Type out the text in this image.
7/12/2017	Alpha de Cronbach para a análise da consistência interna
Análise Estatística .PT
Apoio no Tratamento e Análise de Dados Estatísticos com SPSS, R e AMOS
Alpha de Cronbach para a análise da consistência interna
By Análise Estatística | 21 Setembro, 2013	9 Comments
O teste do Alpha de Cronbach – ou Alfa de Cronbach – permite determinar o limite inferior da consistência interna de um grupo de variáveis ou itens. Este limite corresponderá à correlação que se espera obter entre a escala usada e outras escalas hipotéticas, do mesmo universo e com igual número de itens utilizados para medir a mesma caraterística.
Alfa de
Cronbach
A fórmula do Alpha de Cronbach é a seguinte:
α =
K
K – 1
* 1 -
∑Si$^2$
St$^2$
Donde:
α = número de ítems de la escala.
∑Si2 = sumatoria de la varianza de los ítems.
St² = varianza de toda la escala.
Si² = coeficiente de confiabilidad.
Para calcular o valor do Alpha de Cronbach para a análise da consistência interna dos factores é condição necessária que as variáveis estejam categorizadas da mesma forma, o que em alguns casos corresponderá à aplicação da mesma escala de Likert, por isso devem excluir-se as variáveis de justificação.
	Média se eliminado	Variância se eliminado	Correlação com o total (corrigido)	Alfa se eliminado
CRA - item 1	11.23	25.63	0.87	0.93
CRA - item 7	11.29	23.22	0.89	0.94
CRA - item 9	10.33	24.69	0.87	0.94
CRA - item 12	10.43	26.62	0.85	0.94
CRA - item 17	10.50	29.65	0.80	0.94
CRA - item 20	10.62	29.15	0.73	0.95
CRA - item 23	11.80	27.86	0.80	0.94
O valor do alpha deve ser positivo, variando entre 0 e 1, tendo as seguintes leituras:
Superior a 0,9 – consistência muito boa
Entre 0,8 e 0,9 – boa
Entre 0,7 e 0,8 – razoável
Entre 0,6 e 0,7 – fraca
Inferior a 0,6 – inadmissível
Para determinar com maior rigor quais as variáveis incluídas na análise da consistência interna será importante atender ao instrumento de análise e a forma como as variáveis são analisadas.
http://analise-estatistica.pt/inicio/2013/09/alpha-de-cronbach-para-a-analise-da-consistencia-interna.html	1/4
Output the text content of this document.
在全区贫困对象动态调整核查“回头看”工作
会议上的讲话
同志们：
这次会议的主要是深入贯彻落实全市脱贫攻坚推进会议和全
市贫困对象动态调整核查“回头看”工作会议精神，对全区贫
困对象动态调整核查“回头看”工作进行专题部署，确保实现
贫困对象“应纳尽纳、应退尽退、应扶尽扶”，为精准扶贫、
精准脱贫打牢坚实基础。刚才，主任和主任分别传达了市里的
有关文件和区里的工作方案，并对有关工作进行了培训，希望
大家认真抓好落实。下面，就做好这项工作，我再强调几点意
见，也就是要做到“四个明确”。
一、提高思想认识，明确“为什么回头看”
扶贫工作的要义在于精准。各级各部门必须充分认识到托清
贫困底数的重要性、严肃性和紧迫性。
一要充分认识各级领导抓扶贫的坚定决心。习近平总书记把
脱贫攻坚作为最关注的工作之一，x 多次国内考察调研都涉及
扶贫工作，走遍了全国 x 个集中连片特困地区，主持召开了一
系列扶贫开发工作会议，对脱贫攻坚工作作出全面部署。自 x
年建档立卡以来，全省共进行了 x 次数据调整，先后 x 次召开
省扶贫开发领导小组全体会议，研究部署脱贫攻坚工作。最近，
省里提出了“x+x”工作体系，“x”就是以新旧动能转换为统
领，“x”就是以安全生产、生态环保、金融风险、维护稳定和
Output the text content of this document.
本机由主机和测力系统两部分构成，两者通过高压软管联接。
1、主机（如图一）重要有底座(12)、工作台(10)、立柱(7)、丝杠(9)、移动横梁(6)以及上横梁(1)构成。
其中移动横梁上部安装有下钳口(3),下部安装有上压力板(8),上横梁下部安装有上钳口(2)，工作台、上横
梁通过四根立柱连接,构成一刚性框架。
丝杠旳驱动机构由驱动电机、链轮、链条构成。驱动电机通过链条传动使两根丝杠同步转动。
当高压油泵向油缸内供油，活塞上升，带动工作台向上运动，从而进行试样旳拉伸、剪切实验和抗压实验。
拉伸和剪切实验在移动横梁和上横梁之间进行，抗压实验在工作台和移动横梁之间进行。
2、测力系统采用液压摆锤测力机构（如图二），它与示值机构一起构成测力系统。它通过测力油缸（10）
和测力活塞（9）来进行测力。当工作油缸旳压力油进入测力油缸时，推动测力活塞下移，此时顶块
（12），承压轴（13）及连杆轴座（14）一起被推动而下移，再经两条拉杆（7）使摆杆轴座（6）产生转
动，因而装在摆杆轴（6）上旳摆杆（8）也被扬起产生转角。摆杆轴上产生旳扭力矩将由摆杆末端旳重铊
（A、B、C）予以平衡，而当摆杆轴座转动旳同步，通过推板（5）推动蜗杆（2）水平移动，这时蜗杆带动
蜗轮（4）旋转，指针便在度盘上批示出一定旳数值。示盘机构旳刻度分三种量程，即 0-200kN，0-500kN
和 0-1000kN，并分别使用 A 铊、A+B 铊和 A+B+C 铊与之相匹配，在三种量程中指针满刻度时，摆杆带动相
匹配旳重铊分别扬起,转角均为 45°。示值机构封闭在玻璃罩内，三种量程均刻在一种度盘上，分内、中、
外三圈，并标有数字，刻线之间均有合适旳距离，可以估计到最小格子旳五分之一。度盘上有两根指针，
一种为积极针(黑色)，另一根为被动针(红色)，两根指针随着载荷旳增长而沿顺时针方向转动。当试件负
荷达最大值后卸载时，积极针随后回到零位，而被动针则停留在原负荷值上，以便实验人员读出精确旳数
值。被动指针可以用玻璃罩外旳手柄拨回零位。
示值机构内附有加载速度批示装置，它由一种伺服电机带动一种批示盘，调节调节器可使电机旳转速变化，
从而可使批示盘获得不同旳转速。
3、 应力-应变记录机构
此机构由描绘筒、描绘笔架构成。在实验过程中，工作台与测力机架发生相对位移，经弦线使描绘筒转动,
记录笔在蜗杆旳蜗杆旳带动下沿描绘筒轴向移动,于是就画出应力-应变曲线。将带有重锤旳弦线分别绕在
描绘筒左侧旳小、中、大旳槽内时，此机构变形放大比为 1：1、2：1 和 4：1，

[What needs to be done]
Every line of the material must be returned exactly as it appears.

[Expected answer]
Type out the text in this image.
7/12/2017	Alpha de Cronbach para a análise da consistência interna
Análise Estatística .PT
Apoio no Tratamento e Análise de Dados Estatísticos com SPSS, R e AMOS
Alpha de Cronbach para a análise da consistência interna
By Análise Estatística | 21 Setembro, 2013	9 Comments
O teste do Alpha de Cronbach – ou Alfa de Cronbach – permite determinar o limite inferior da consistência interna de um grupo de variáveis ou itens. Este limite corresponderá à correlação que se espera obter entre a escala usada e outras escalas hipotéticas, do mesmo universo e com igual número de itens utilizados para medir a mesma caraterística.
Alfa de
Cronbach
A fórmula do Alpha de Cronbach é a seguinte:
α =
K
K – 1
* 1 -
∑Si$^2$
St$^2$
Donde:
α = número de ítems de la escala.
∑Si2 = sumatoria de la varianza de los ítems.
St² = varianza de toda la escala.
Si² = coeficiente de confiabilidad.
Para calcular o valor do Alpha de Cronbach para a análise da consistência interna dos factores é condição necessária que as variáveis estejam categorizadas da mesma forma, o que em alguns casos corresponderá à aplicação da mesma escala de Likert, por isso devem excluir-se as variáveis de justificação.
	Média se eliminado	Variância se eliminado	Correlação com o total (corrigido)	Alfa se eliminado
CRA - item 1	11.23	25.63	0.87	0.93
CRA - item 7	11.29	23.22	0.89	0.94
CRA - item 9	10.33	24.69	0.87	0.94
CRA - item 12	10.43	26.62	0.85	0.94
CRA - item 17	10.50	29.65	0.80	0.94
CRA - item 20	10.62	29.15	0.73	0.95
CRA - item 23	11.80	27.86	0.80	0.94
O valor do alpha deve ser positivo, variando entre 0 e 1, tendo as seguintes leituras:
Superior a 0,9 – consistência muito boa
Entre 0,8 e 0,9 – boa
Entre 0,7 e 0,8 – razoável
Entre 0,6 e 0,7 – fraca
Inferior a 0,6 – inadmissível
Para determinar com maior rigor quais as variáveis incluídas na análise da consistência interna será importante atender ao instrumento de análise e a forma como as variáveis são analisadas.
http://analise-estatistica.pt/inicio/2013/09/alpha-de-cronbach-para-a-analise-da-consistencia-interna.html	1/4
Output the text content of this document.
在全区贫困对象动态调整核查“回头看”工作
会议上的讲话
同志们：
这次会议的主要是深入贯彻落实全市脱贫攻坚推进会议和全
市贫困对象动态调整核查“回头看”工作会议精神，对全区贫
困对象动态调整核查“回头看”工作进行专题部署，确保实现
贫困对象“应纳尽纳、应退尽退、应扶尽扶”，为精准扶贫、
精准脱贫打牢坚实基础。刚才，主任和主任分别传达了市里的
有关文件和区里的工作方案，并对有关工作进行了培训，希望
大家认真抓好落实。下面，就做好这项工作，我再强调几点意
见，也就是要做到“四个明确”。
一、提高思想认识，明确“为什么回头看”
扶贫工作的要义在于精准。各级各部门必须充分认识到托清
贫困底数的重要性、严肃性和紧迫性。
一要充分认识各级领导抓扶贫的坚定决心。习近平总书记把
脱贫攻坚作为最关注的工作之一，x 多次国内考察调研都涉及
扶贫工作，走遍了全国 x 个集中连片特困地区，主持召开了一
系列扶贫开发工作会议，对脱贫攻坚工作作出全面部署。自 x
年建档立卡以来，全省共进行了 x 次数据调整，先后 x 次召开
省扶贫开发领导小组全体会议，研究部署脱贫攻坚工作。最近，
省里提出了“x+x”工作体系，“x”就是以新旧动能转换为统
领，“x”就是以安全生产、生态环保、金融风险、维护稳定和
Output the text content of this document.
本机由主机和测力系统两部分构成，两者通过高压软管联接。
1、主机（如图一）重要有底座(12)、工作台(10)、立柱(7)、丝杠(9)、移动横梁(6)以及上横梁(1)构成。
其中移动横梁上部安装有下钳口(3),下部安装有上压力板(8),上横梁下部安装有上钳口(2)，工作台、上横
梁通过四根立柱连接,构成一刚性框架。
丝杠旳驱动机构由驱动电机、链轮、链条构成。驱动电机通过链条传动使两根丝杠同步转动。
当高压油泵向油缸内供油，活塞上升，带动工作台向上运动，从而进行试样旳拉伸、剪切实验和抗压实验。
拉伸和剪切实验在移动横梁和上横梁之间进行，抗压实验在工作台和移动横梁之间进行。
2、测力系统采用液压摆锤测力机构（如图二），它与示值机构一起构成测力系统。它通过测力油缸（10）
和测力活塞（9）来进行测力。当工作油缸旳压力油进入测力油缸时，推动测力活塞下移，此时顶块
（12），承压轴（13）及连杆轴座（14）一起被推动而下移，再经两条拉杆（7）使摆杆轴座（6）产生转
动，因而装在摆杆轴（6）上旳摆杆（8）也被扬起产生转角。摆杆轴上产生旳扭力矩将由摆杆末端旳重铊
（A、B、C）予以平衡，而当摆杆轴座转动旳同步，通过推板（5）推动蜗杆（2）水平移动，这时蜗杆带动
蜗轮（4）旋转，指针便在度盘上批示出一定旳数值。示盘机构旳刻度分三种量程，即 0-200kN，0-500kN
和 0-1000kN，并分别使用 A 铊、A+B 铊和 A+B+C 铊与之相匹配，在三种量程中指针满刻度时，摆杆带动相
匹配旳重铊分别扬起,转角均为 45°。示值机构封闭在玻璃罩内，三种量程均刻在一种度盘上，分内、中、
外三圈，并标有数字，刻线之间均有合适旳距离，可以估计到最小格子旳五分之一。度盘上有两根指针，
一种为积极针(黑色)，另一根为被动针(红色)，两根指针随着载荷旳增长而沿顺时针方向转动。当试件负
荷达最大值后卸载时，积极针随后回到零位，而被动针则停留在原负荷值上，以便实验人员读出精确旳数
值。被动指针可以用玻璃罩外旳手柄拨回零位。
示值机构内附有加载速度批示装置，它由一种伺服电机带动一种批示盘，调节调节器可使电机旳转速变化，
从而可使批示盘获得不同旳转速。
3、 应力-应变记录机构
此机构由描绘筒、描绘笔架构成。在实验过程中，工作台与测力机架发生相对位移，经弦线使描绘筒转动,
记录笔在蜗杆旳蜗杆旳带动下沿描绘筒轴向移动,于是就画出应力-应变曲线。将带有重锤旳弦线分别绕在
描绘筒左侧旳小、中、大旳槽内时，此机构变形放大比为 1：1、2：1 和 4：1，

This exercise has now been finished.